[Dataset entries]
-*-

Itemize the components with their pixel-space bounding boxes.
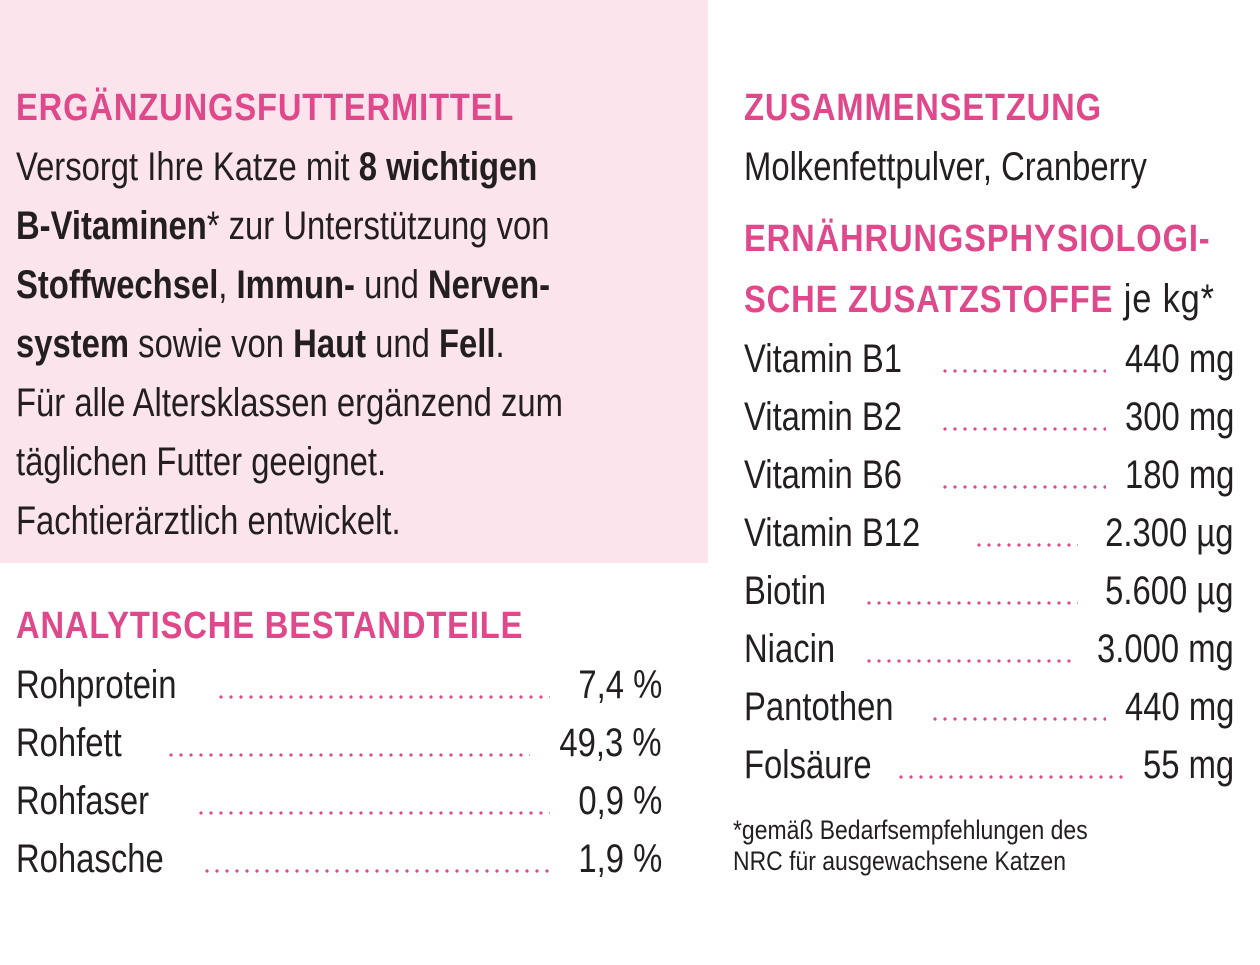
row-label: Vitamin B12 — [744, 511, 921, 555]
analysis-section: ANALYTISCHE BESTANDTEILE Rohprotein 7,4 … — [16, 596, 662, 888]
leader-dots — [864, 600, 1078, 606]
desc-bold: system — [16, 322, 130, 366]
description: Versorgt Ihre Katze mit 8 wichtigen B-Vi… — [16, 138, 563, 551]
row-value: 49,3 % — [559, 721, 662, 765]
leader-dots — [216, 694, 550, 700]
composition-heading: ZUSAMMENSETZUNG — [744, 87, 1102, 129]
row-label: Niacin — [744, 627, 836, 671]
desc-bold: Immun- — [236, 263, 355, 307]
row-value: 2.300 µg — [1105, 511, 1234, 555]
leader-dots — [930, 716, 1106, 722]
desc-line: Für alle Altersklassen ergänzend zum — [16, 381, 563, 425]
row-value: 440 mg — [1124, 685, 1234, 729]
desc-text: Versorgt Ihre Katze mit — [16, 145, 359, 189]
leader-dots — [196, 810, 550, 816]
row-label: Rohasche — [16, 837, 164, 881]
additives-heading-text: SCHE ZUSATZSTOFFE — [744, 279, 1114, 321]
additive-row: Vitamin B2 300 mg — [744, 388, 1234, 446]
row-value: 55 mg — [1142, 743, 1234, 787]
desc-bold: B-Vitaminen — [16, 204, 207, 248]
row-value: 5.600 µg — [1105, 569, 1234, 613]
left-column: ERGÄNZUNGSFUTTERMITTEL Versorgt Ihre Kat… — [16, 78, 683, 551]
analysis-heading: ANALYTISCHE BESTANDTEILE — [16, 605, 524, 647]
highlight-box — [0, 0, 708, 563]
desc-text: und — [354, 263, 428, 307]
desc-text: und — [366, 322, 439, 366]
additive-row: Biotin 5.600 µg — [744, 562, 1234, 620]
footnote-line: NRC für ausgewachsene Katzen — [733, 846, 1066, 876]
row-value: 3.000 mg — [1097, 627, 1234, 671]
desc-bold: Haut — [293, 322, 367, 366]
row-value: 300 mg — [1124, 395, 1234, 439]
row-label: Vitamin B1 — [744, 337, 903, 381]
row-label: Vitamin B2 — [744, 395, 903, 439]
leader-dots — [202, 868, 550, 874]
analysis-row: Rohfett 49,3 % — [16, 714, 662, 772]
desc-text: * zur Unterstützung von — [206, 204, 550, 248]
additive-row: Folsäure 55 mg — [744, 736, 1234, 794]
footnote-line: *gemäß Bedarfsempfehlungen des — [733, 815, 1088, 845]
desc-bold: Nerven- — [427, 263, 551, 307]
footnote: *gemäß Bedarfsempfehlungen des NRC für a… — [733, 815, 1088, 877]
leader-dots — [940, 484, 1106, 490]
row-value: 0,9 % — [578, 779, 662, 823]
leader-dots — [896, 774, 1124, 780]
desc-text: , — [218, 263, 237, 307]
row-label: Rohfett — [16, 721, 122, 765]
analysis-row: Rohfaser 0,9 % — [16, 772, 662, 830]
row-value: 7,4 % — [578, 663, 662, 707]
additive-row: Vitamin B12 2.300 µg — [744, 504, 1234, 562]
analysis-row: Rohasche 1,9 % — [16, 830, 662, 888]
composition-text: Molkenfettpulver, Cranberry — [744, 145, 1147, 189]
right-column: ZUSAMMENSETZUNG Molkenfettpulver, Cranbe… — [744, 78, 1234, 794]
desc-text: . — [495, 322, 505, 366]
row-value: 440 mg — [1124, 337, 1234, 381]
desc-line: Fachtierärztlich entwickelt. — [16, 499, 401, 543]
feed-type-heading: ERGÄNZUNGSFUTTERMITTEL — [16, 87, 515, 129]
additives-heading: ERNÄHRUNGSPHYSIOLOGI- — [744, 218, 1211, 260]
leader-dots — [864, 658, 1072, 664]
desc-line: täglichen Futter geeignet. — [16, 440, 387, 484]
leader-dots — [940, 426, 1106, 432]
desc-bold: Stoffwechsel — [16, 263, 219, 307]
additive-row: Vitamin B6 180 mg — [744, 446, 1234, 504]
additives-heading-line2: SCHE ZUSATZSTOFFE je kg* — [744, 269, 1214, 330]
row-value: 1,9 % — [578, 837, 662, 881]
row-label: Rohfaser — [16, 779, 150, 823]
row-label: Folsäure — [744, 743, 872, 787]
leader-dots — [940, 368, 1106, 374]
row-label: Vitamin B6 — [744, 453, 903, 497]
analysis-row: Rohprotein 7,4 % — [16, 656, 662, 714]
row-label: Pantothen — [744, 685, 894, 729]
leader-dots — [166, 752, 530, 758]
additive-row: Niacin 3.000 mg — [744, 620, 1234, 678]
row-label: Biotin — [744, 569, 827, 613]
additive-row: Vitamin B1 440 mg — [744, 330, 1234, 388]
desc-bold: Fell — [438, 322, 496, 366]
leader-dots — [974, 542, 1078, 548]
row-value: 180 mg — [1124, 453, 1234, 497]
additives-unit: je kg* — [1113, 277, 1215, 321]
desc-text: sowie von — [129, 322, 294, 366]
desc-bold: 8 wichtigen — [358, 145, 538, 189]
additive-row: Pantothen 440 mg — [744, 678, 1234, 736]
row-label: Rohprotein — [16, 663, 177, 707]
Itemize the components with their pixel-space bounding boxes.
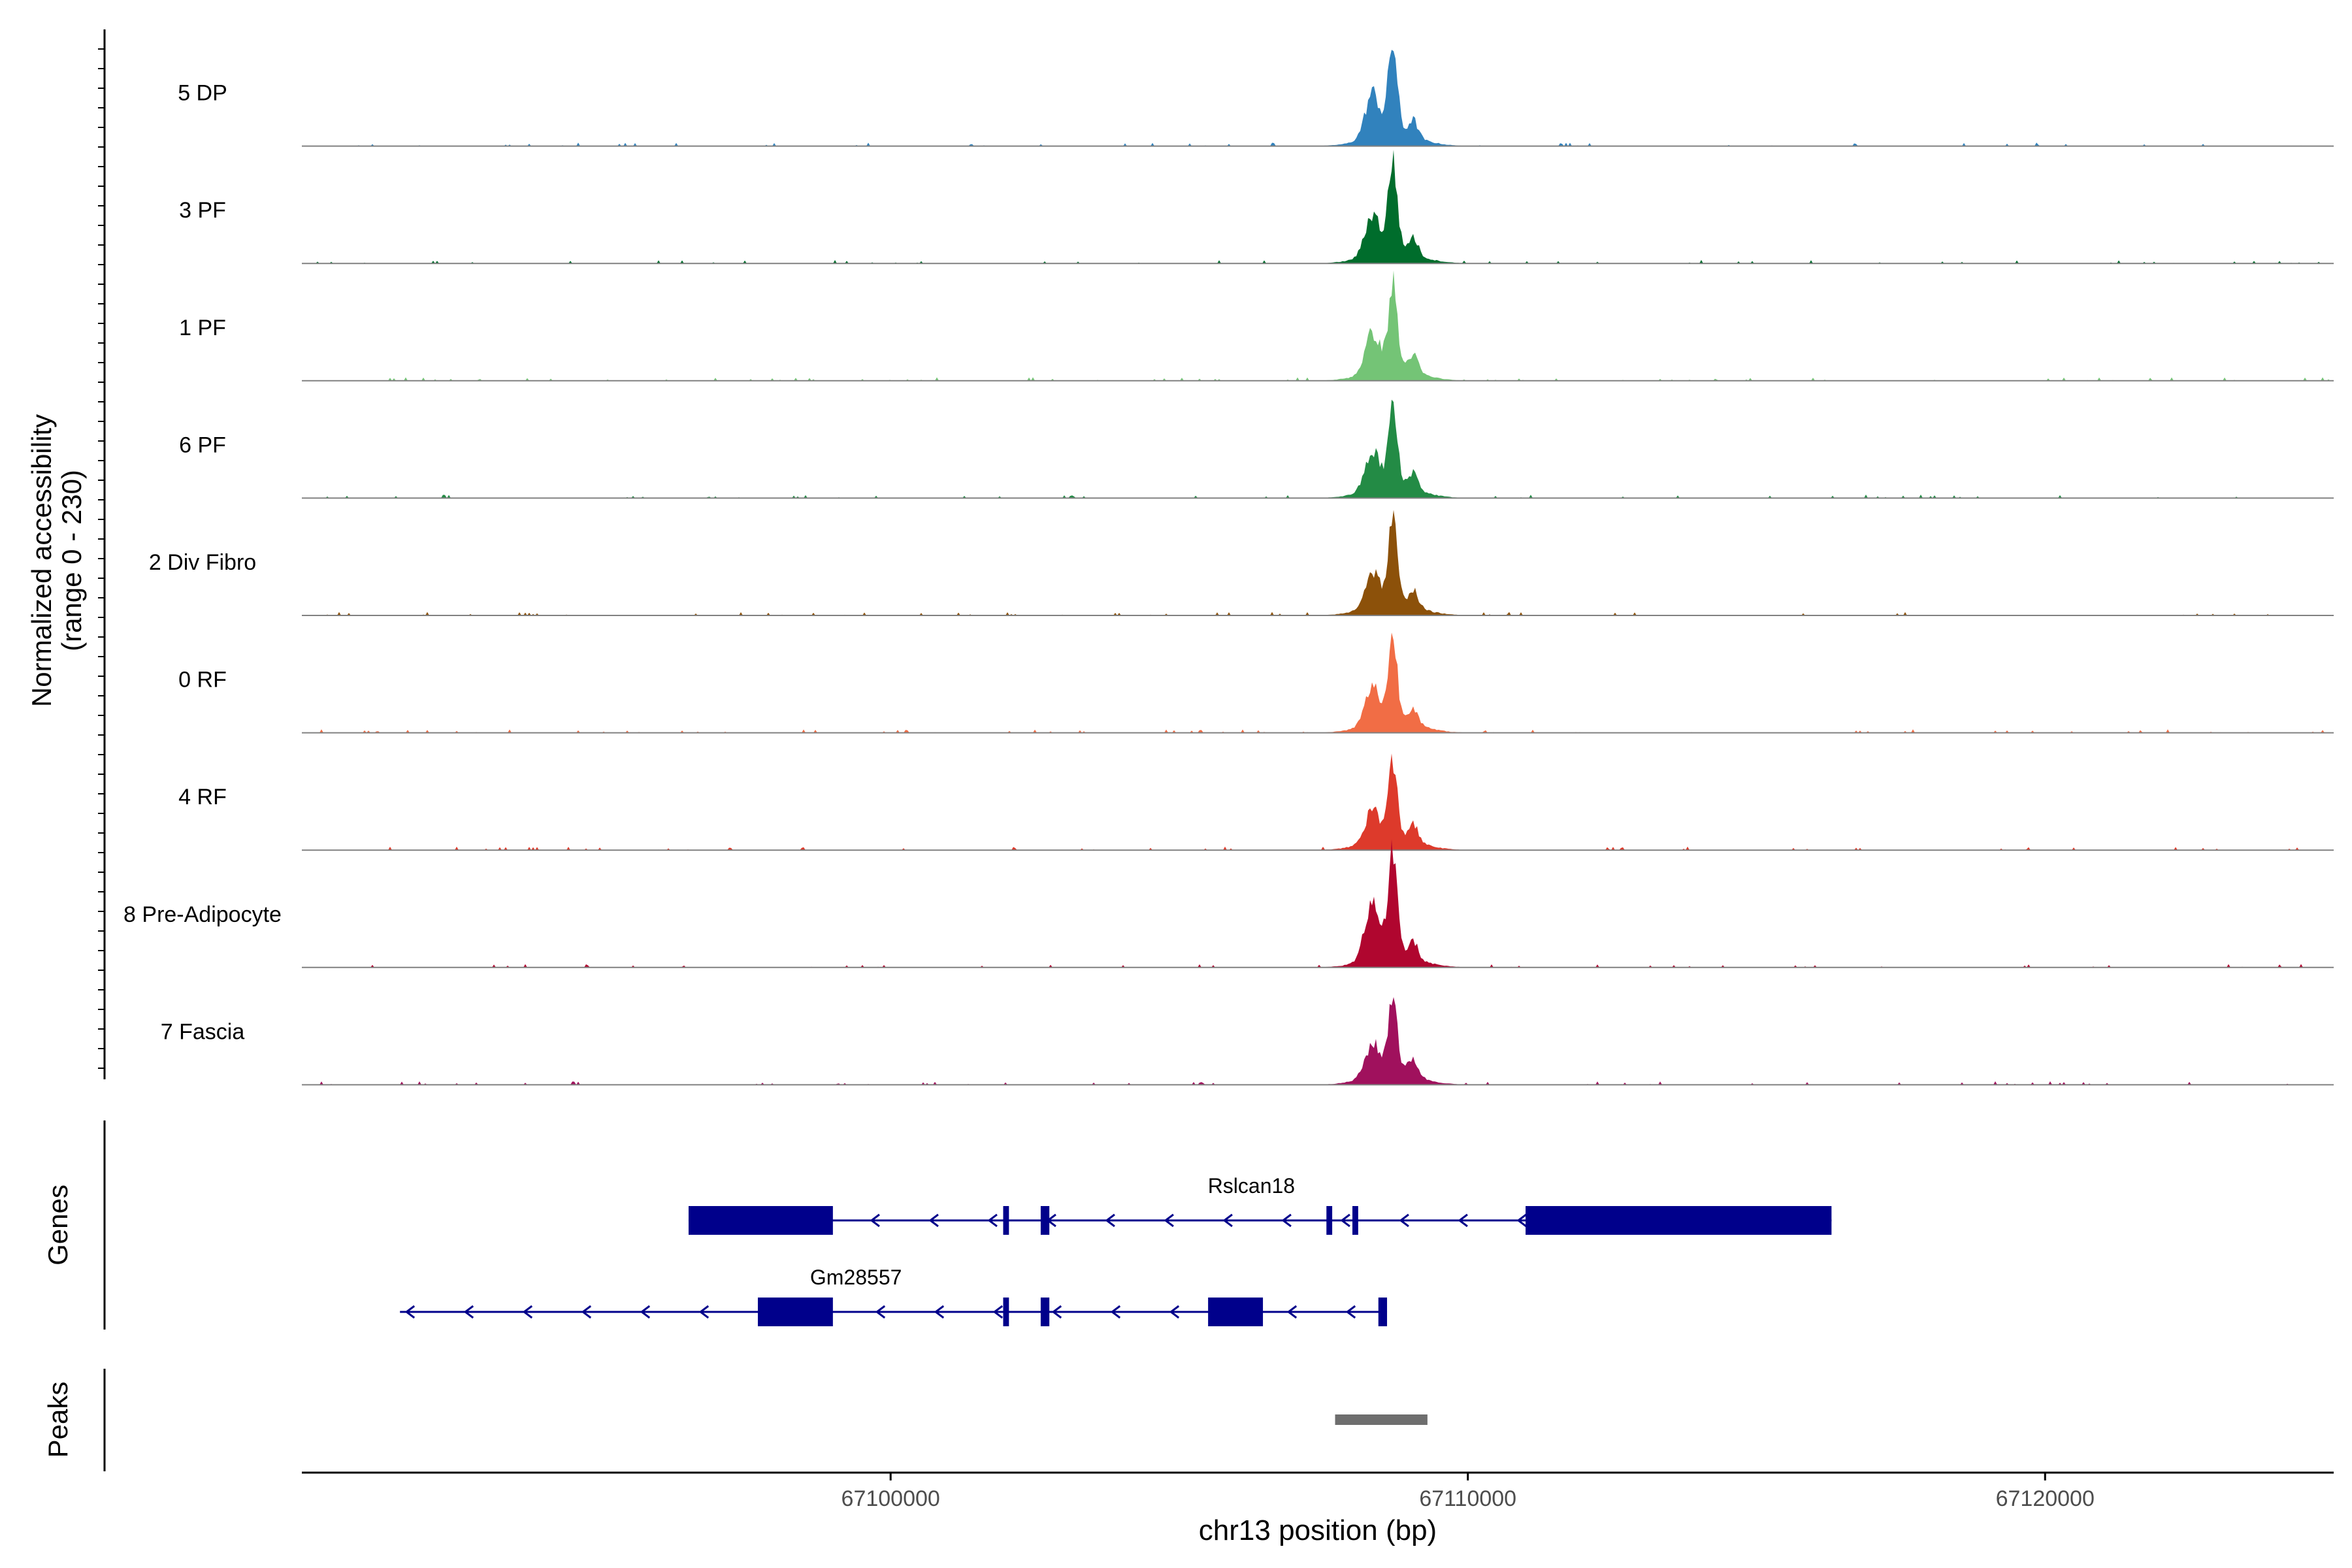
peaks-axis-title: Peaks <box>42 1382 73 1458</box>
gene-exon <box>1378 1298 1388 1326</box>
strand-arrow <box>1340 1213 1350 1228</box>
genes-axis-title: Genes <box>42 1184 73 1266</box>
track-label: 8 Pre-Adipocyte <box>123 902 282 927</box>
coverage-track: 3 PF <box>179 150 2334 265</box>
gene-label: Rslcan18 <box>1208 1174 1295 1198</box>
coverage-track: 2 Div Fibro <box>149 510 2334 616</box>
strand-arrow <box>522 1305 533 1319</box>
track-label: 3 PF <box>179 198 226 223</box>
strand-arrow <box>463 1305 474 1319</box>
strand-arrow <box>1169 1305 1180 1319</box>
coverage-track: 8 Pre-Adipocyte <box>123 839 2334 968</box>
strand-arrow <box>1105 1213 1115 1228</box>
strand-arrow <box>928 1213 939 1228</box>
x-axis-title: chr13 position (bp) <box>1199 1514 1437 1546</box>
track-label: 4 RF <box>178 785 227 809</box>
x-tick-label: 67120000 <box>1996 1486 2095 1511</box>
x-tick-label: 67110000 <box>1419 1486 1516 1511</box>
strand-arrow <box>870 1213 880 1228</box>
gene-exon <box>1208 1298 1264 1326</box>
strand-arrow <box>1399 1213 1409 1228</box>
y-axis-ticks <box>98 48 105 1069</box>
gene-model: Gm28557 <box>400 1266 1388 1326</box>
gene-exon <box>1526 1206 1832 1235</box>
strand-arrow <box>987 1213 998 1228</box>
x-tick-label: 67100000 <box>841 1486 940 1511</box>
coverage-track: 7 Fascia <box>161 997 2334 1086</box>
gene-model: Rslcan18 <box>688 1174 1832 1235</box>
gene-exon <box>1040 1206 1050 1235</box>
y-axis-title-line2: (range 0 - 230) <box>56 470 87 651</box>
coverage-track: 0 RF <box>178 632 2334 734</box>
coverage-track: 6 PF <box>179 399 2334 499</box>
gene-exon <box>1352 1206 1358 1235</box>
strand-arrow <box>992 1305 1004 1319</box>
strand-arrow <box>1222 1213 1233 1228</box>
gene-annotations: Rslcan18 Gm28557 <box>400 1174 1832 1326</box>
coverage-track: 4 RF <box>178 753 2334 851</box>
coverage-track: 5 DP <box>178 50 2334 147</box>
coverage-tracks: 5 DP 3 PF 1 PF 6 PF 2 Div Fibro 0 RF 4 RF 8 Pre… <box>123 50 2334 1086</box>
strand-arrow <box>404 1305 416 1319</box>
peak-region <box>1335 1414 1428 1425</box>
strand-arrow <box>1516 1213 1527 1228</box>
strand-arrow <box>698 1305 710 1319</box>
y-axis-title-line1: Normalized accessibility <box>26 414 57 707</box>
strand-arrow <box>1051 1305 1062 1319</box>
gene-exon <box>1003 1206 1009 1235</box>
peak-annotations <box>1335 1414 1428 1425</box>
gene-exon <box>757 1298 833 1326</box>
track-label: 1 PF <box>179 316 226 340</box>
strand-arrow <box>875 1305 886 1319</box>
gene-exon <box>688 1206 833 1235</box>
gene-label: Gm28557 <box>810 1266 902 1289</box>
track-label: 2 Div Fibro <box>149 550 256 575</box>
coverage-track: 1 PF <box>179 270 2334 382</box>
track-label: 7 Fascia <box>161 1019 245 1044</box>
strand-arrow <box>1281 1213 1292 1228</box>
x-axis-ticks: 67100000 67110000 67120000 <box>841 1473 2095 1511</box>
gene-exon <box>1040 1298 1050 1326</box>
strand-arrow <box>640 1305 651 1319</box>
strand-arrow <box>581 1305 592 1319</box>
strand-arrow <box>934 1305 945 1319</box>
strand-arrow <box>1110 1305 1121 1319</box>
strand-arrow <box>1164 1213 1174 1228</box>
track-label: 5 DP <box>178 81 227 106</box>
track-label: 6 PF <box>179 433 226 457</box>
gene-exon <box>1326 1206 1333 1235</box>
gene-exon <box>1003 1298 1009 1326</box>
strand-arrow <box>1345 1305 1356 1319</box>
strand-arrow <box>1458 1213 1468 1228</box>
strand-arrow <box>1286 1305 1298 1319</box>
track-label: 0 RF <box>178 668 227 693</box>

-*-

Check each line of the entries, and copy the ones that contain "title".

peaks-axis-title: Peaks <box>42 1382 73 1458</box>
genes-axis-title: Genes <box>42 1184 73 1266</box>
x-axis-title: chr13 position (bp) <box>1199 1514 1437 1546</box>
y-axis-title-line2: (range 0 - 230) <box>56 470 87 651</box>
y-axis-title-line1: Normalized accessibility <box>26 414 57 707</box>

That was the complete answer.